**Aim of the exercise**.
Count lines holding the string "particular" in the data that follows. Reply with one number only.

## BEGIN Records for the exercise

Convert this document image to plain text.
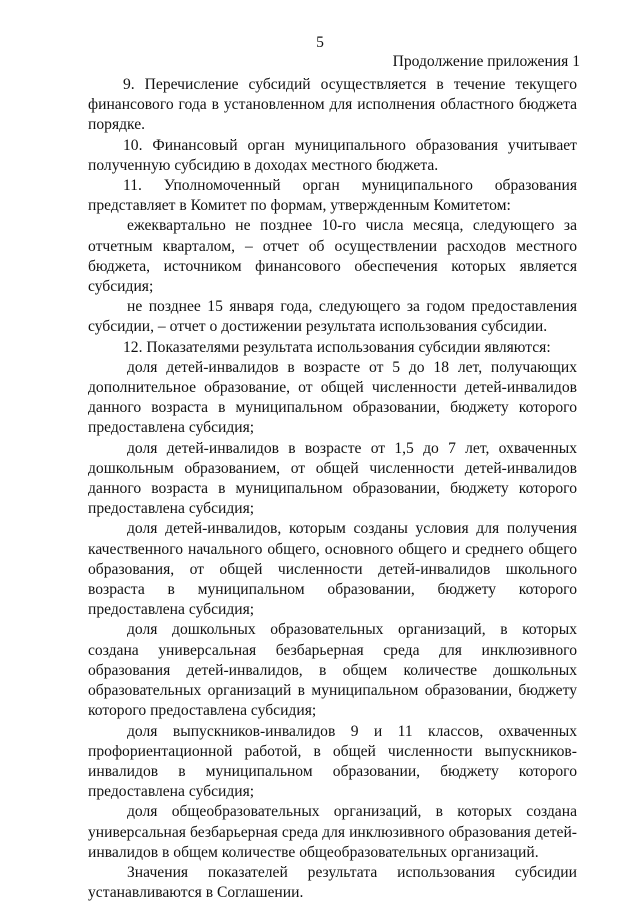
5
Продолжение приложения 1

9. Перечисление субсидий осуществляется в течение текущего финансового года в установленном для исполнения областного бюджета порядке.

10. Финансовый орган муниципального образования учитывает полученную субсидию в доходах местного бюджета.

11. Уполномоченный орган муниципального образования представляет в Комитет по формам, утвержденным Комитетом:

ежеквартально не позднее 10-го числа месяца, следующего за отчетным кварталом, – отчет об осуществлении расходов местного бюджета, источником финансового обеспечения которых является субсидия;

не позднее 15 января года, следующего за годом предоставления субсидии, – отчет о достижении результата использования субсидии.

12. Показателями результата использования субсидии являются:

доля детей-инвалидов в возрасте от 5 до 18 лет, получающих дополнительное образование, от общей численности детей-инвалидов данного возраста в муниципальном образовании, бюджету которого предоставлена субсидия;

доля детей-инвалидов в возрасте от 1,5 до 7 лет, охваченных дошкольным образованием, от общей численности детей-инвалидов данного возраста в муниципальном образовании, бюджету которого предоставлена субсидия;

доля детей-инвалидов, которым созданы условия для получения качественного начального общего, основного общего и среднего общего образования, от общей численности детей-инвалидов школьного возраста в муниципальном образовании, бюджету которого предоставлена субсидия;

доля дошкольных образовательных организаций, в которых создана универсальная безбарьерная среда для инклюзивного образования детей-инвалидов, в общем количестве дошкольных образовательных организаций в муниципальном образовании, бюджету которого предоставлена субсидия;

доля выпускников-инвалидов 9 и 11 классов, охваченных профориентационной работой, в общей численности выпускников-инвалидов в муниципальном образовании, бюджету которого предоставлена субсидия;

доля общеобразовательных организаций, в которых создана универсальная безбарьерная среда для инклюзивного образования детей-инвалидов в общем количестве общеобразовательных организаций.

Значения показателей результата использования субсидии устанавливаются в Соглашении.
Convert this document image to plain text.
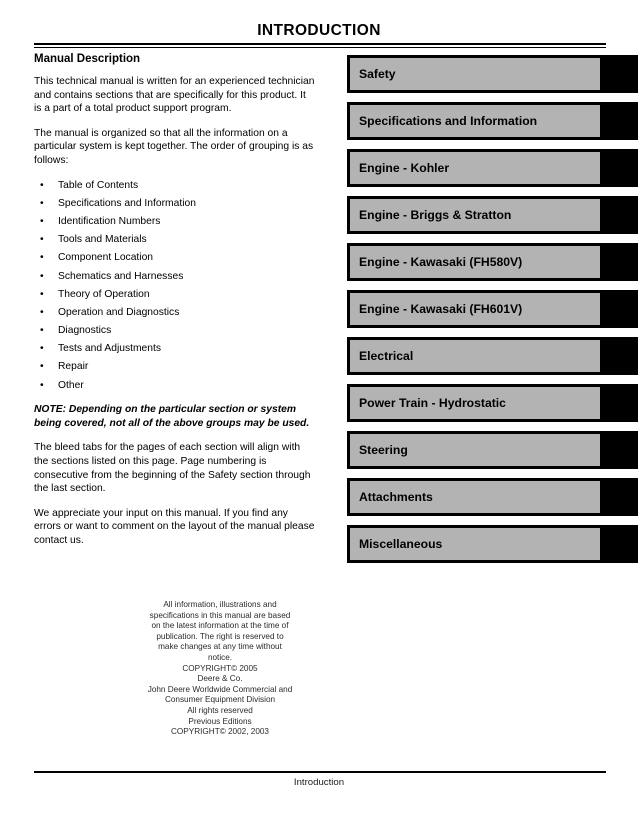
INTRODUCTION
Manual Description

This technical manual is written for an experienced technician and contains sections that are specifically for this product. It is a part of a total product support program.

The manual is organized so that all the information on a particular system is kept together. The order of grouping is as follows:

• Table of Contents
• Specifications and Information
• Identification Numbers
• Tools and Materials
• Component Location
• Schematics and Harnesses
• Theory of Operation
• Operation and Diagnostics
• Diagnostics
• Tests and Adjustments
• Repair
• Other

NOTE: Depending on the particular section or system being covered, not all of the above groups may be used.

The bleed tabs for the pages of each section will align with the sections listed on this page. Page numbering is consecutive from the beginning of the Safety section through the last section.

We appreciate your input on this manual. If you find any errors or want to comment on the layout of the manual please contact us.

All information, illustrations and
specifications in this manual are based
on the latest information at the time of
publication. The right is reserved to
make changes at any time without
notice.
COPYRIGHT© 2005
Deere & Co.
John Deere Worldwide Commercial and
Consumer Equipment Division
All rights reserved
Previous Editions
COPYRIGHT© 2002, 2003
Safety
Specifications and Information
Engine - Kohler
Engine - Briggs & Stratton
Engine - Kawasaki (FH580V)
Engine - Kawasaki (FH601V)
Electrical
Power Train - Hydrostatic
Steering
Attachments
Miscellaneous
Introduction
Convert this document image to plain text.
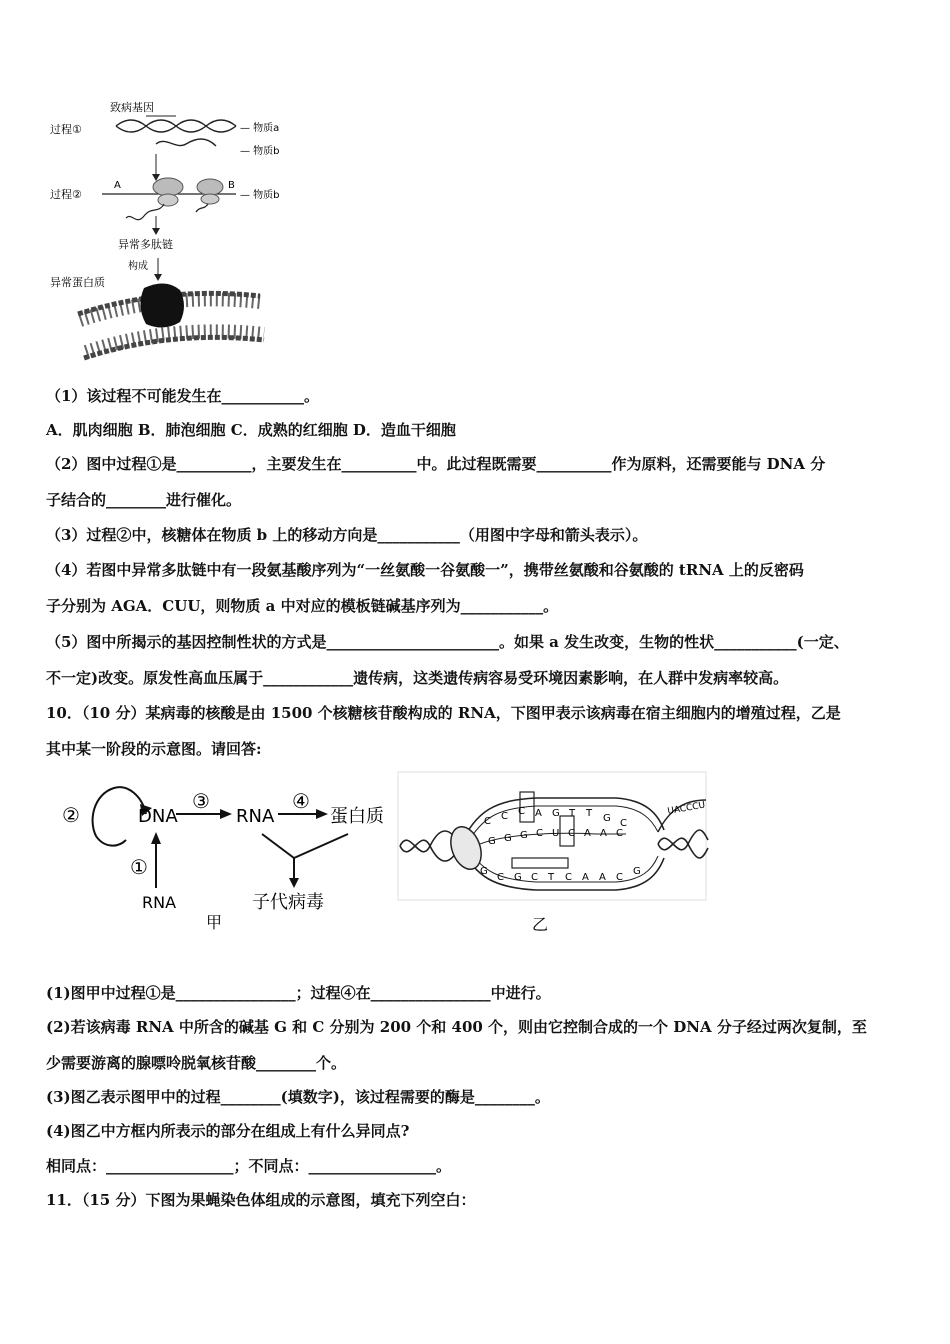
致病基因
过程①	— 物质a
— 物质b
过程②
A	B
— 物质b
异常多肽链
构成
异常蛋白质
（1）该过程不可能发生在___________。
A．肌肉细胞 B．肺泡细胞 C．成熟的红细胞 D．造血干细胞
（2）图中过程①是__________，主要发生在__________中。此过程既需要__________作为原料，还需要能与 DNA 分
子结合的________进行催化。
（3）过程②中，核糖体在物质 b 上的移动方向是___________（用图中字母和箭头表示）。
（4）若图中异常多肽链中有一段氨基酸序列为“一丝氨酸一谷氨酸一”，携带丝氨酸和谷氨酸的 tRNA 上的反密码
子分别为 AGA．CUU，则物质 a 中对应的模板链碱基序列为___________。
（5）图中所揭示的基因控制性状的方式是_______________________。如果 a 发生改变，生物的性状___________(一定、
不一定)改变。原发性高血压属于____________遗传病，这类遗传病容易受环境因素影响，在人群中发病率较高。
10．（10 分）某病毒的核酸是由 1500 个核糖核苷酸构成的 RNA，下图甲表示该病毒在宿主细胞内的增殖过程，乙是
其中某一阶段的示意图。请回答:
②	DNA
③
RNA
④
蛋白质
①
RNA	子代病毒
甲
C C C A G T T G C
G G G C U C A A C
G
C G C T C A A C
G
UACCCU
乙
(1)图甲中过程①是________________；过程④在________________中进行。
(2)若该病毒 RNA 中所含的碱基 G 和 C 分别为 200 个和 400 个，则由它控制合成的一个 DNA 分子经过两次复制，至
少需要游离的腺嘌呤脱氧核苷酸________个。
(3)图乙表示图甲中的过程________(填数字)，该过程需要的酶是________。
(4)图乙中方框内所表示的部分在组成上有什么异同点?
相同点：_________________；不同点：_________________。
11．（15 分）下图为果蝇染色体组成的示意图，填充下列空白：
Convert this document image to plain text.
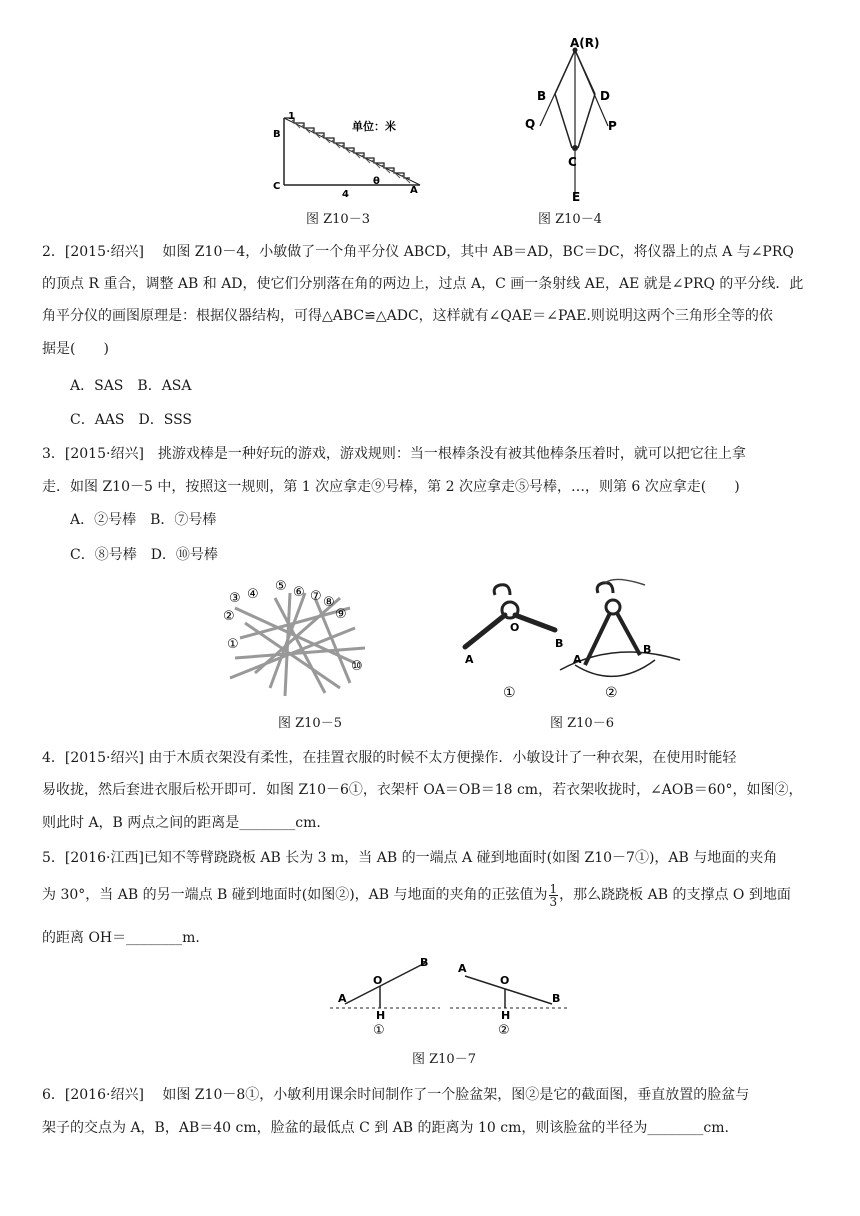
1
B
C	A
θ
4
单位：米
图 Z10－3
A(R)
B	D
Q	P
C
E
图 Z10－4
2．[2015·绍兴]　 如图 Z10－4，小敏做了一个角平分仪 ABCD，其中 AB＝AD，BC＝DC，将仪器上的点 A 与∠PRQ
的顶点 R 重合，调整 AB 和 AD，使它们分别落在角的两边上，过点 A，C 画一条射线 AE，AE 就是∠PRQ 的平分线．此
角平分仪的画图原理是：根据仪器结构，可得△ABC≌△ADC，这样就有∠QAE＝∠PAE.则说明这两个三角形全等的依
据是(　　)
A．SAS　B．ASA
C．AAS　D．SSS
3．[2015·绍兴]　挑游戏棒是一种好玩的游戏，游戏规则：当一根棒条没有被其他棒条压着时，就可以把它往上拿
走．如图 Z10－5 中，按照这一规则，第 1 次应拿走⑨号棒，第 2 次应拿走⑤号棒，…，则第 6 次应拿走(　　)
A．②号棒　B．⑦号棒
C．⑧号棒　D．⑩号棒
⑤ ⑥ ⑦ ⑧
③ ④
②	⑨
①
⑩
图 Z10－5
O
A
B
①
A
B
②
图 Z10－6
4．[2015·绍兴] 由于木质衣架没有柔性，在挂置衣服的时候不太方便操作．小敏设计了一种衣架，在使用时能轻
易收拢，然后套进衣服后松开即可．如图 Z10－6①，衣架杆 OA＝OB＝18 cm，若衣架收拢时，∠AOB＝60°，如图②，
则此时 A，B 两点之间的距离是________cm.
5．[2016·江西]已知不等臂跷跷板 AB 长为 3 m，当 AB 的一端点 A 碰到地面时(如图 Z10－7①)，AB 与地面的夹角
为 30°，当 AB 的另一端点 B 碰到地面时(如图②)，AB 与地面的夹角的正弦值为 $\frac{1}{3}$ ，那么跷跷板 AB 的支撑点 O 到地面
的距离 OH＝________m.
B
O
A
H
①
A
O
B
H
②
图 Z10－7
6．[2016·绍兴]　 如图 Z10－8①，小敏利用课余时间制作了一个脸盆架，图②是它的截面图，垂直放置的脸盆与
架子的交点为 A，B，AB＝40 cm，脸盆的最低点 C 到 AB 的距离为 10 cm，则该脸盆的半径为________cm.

## END Records for the exercise

**Expected answer**.
2